Excerpts from a figure dataset:
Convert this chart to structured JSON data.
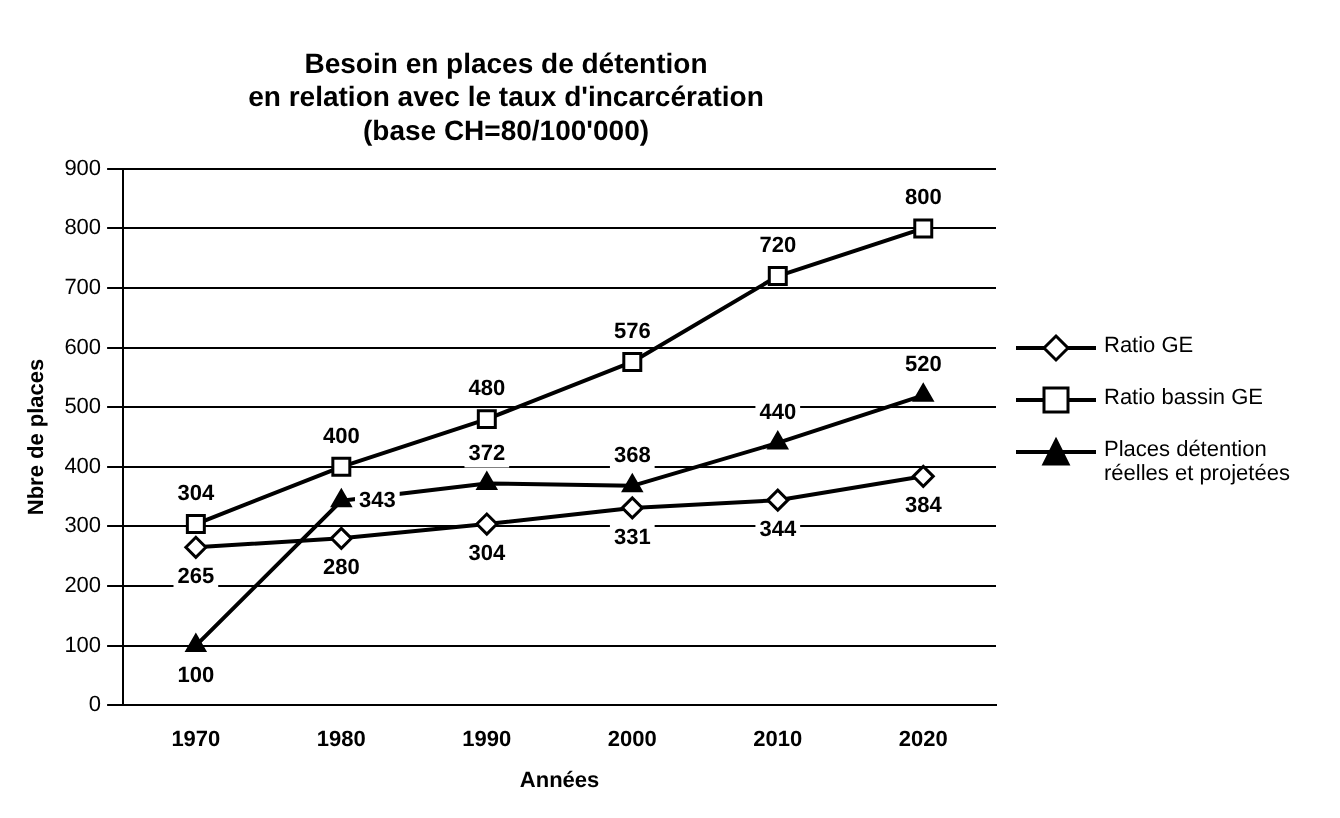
{
  "chart_data": {
    "type": "line",
    "title": "Besoin en places de détention\nen relation avec le taux d'incarcération\n(base CH=80/100'000)",
    "xlabel": "Années",
    "ylabel": "Nbre de places",
    "categories": [
      "1970",
      "1980",
      "1990",
      "2000",
      "2010",
      "2020"
    ],
    "series": [
      {
        "name": "Ratio GE",
        "color": "#000000",
        "marker": "diamond",
        "values": [
          265,
          280,
          304,
          331,
          344,
          384
        ]
      },
      {
        "name": "Ratio bassin GE",
        "color": "#000000",
        "marker": "square",
        "values": [
          304,
          400,
          480,
          576,
          720,
          800
        ]
      },
      {
        "name": "Places détention réelles et projetées",
        "color": "#000000",
        "marker": "triangle",
        "values": [
          100,
          343,
          372,
          368,
          440,
          520
        ]
      }
    ],
    "ylim": [
      0,
      900
    ],
    "yticks": [
      0,
      100,
      200,
      300,
      400,
      500,
      600,
      700,
      800,
      900
    ],
    "grid": "y",
    "legend": "right",
    "data_labels": true,
    "line_style": "solid"
  }
}
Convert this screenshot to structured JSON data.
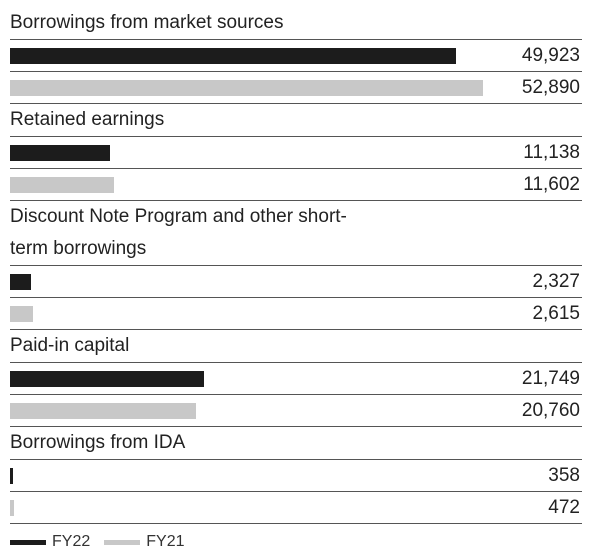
{
  "chart_data": {
    "type": "bar",
    "orientation": "horizontal",
    "categories": [
      "Borrowings from market sources",
      "Retained earnings",
      "Discount Note Program and other short-term borrowings",
      "Paid-in capital",
      "Borrowings from IDA"
    ],
    "series": [
      {
        "name": "FY22",
        "color": "#1c1c1c",
        "values": [
          49923,
          11138,
          2327,
          21749,
          358
        ],
        "value_labels": [
          "49,923",
          "11,138",
          "2,327",
          "21,749",
          "358"
        ]
      },
      {
        "name": "FY21",
        "color": "#c8c8c8",
        "values": [
          52890,
          11602,
          2615,
          20760,
          472
        ],
        "value_labels": [
          "52,890",
          "11,602",
          "2,615",
          "20,760",
          "472"
        ]
      }
    ],
    "xlim": [
      0,
      64000
    ]
  }
}
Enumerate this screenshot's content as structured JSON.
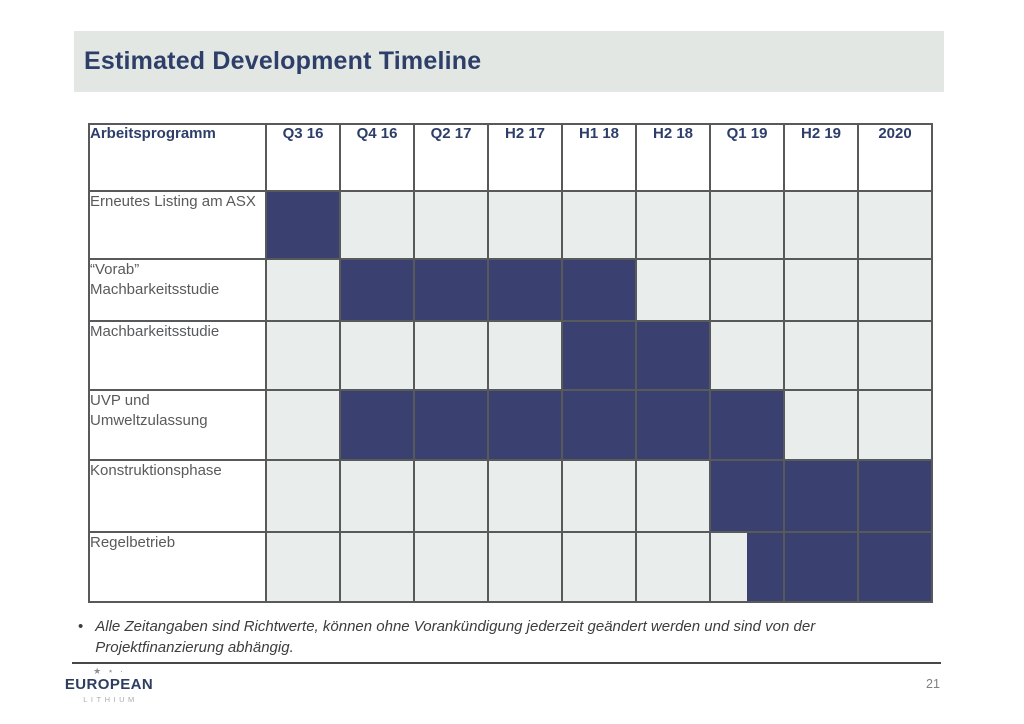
{
  "slide": {
    "title": "Estimated Development Timeline",
    "page_number": "21"
  },
  "chart_data": {
    "type": "table",
    "subtype": "gantt-timeline",
    "title": "Estimated Development Timeline",
    "columns": [
      "Arbeitsprogramm",
      "Q3 16",
      "Q4 16",
      "Q2 17",
      "H2 17",
      "H1 18",
      "H2 18",
      "Q1 19",
      "H2 19",
      "2020"
    ],
    "rows": [
      {
        "label_lines": [
          "Erneutes Listing am ASX"
        ],
        "cells": [
          1,
          0,
          0,
          0,
          0,
          0,
          0,
          0,
          0
        ]
      },
      {
        "label_lines": [
          "“Vorab”",
          "Machbarkeitsstudie"
        ],
        "cells": [
          0,
          1,
          1,
          1,
          1,
          0,
          0,
          0,
          0
        ]
      },
      {
        "label_lines": [
          "Machbarkeitsstudie"
        ],
        "cells": [
          0,
          0,
          0,
          0,
          1,
          1,
          0,
          0,
          0
        ]
      },
      {
        "label_lines": [
          "UVP und",
          "Umweltzulassung"
        ],
        "cells": [
          0,
          1,
          1,
          1,
          1,
          1,
          1,
          0,
          0
        ]
      },
      {
        "label_lines": [
          "Konstruktionsphase"
        ],
        "cells": [
          0,
          0,
          0,
          0,
          0,
          0,
          1,
          1,
          1
        ]
      },
      {
        "label_lines": [
          "Regelbetrieb"
        ],
        "cells": [
          0,
          0,
          0,
          0,
          0,
          0,
          0.5,
          1,
          1
        ]
      }
    ]
  },
  "colors": {
    "bar_fill": "#3a4170",
    "cell_empty": "#e9edeb",
    "grid": "#58595b",
    "title_text": "#2d3e69",
    "title_bar_bg": "#e3e7e4",
    "label_text": "#595a5c"
  },
  "footnote": {
    "bullet": "•",
    "lines": [
      "Alle Zeitangaben sind Richtwerte, können ohne Vorankündigung jederzeit geändert werden und sind von der",
      "Projektfinanzierung abhängig."
    ]
  },
  "logo": {
    "stars": "★ ⋆ ·",
    "name": "EUROPEAN",
    "subtitle": "LITHIUM"
  }
}
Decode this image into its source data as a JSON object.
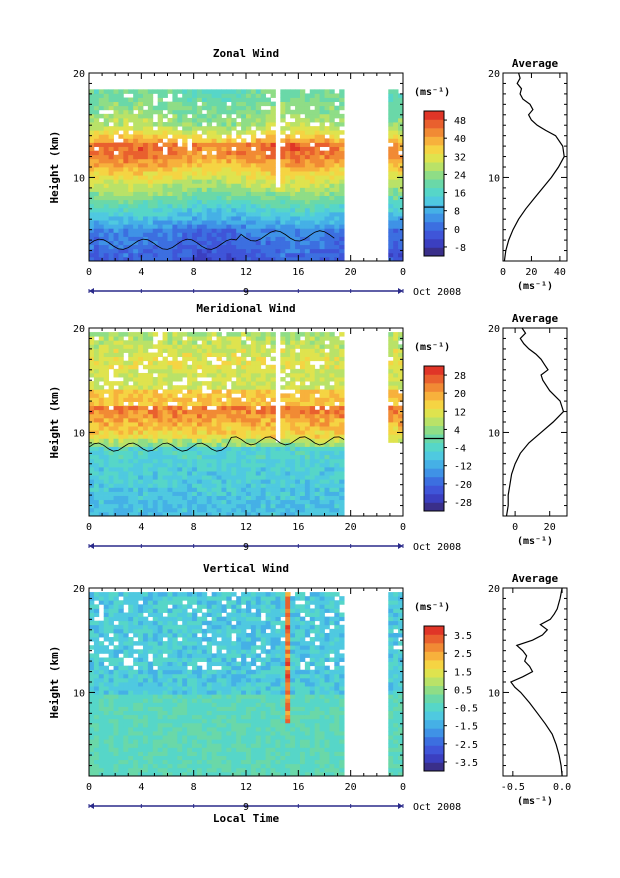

*STATED EXERCISE:* Word for word, quote the lines above. Omit the pictures.

*EXERCISE RESPONSE:*
Convert this chart to structured JSON data.
{
  "chart_data": {
    "type": "line",
    "title": "Besoin en places de détention\nen relation avec le taux d'incarcération\n(base CH=80/100'000)",
    "xlabel": "Années",
    "ylabel": "Nbre de places",
    "categories": [
      "1970",
      "1980",
      "1990",
      "2000",
      "2010",
      "2020"
    ],
    "series": [
      {
        "name": "Ratio GE",
        "color": "#000000",
        "marker": "diamond",
        "values": [
          265,
          280,
          304,
          331,
          344,
          384
        ]
      },
      {
        "name": "Ratio bassin GE",
        "color": "#000000",
        "marker": "square",
        "values": [
          304,
          400,
          480,
          576,
          720,
          800
        ]
      },
      {
        "name": "Places détention réelles et projetées",
        "color": "#000000",
        "marker": "triangle",
        "values": [
          100,
          343,
          372,
          368,
          440,
          520
        ]
      }
    ],
    "ylim": [
      0,
      900
    ],
    "yticks": [
      0,
      100,
      200,
      300,
      400,
      500,
      600,
      700,
      800,
      900
    ],
    "grid": "y",
    "legend": "right",
    "data_labels": true,
    "line_style": "solid"
  }
}
Convert this screenshot to structured JSON data.
{
  "chart_data": {
    "type": "bar",
    "orientation": "horizontal",
    "categories": [
      "Borrowings from market sources",
      "Retained earnings",
      "Discount Note Program and other short-term borrowings",
      "Paid-in capital",
      "Borrowings from IDA"
    ],
    "series": [
      {
        "name": "FY22",
        "color": "#1c1c1c",
        "values": [
          49923,
          11138,
          2327,
          21749,
          358
        ],
        "value_labels": [
          "49,923",
          "11,138",
          "2,327",
          "21,749",
          "358"
        ]
      },
      {
        "name": "FY21",
        "color": "#c8c8c8",
        "values": [
          52890,
          11602,
          2615,
          20760,
          472
        ],
        "value_labels": [
          "52,890",
          "11,602",
          "2,615",
          "20,760",
          "472"
        ]
      }
    ],
    "xlim": [
      0,
      64000
    ]
  }
}
Enumerate this screenshot's content as structured JSON.
{
  "slide": {
    "title": "Estimated Development Timeline",
    "page_number": "21"
  },
  "chart_data": {
    "type": "table",
    "subtype": "gantt-timeline",
    "title": "Estimated Development Timeline",
    "columns": [
      "Arbeitsprogramm",
      "Q3 16",
      "Q4 16",
      "Q2 17",
      "H2 17",
      "H1 18",
      "H2 18",
      "Q1 19",
      "H2 19",
      "2020"
    ],
    "rows": [
      {
        "label_lines": [
          "Erneutes Listing am ASX"
        ],
        "cells": [
          1,
          0,
          0,
          0,
          0,
          0,
          0,
          0,
          0
        ]
      },
      {
        "label_lines": [
          "“Vorab”",
          "Machbarkeitsstudie"
        ],
        "cells": [
          0,
          1,
          1,
          1,
          1,
          0,
          0,
          0,
          0
        ]
      },
      {
        "label_lines": [
          "Machbarkeitsstudie"
        ],
        "cells": [
          0,
          0,
          0,
          0,
          1,
          1,
          0,
          0,
          0
        ]
      },
      {
        "label_lines": [
          "UVP und",
          "Umweltzulassung"
        ],
        "cells": [
          0,
          1,
          1,
          1,
          1,
          1,
          1,
          0,
          0
        ]
      },
      {
        "label_lines": [
          "Konstruktionsphase"
        ],
        "cells": [
          0,
          0,
          0,
          0,
          0,
          0,
          1,
          1,
          1
        ]
      },
      {
        "label_lines": [
          "Regelbetrieb"
        ],
        "cells": [
          0,
          0,
          0,
          0,
          0,
          0,
          0.5,
          1,
          1
        ]
      }
    ]
  },
  "colors": {
    "bar_fill": "#3a4170",
    "cell_empty": "#e9edeb",
    "grid": "#58595b",
    "title_text": "#2d3e69",
    "title_bar_bg": "#e3e7e4",
    "label_text": "#595a5c"
  },
  "footnote": {
    "bullet": "•",
    "lines": [
      "Alle Zeitangaben sind Richtwerte, können ohne Vorankündigung jederzeit geändert werden und sind von der",
      "Projektfinanzierung abhängig."
    ]
  },
  "logo": {
    "stars": "★ ⋆ ·",
    "name": "EUROPEAN",
    "subtitle": "LITHIUM"
  }
}
Decode this image into its source data as a JSON object.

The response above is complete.